Start of Block
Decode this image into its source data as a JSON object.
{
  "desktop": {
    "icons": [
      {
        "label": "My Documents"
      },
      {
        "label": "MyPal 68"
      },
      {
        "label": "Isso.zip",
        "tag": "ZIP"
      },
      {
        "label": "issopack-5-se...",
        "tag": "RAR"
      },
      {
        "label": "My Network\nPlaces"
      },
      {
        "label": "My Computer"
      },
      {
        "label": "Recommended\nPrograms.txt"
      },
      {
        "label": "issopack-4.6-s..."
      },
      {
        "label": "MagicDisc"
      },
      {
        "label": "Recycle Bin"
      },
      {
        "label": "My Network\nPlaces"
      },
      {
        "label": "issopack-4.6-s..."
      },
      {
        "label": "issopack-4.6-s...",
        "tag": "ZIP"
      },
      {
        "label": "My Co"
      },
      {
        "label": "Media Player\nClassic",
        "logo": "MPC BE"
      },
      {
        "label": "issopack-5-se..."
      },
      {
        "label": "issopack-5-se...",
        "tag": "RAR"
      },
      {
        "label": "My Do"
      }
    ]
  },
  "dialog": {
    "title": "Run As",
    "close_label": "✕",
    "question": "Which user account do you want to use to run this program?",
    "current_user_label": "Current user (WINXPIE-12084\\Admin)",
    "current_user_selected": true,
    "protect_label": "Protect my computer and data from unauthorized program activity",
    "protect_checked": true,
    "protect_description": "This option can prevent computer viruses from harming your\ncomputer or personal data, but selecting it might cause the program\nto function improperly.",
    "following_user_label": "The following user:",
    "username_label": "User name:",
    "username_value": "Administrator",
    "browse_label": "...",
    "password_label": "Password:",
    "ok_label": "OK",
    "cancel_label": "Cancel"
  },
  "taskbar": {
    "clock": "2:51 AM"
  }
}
End of Block
» **What is needed**:
For the listing above, give the number of lines in which the string "true" occurs, and nothing else.

» **Task output**:
2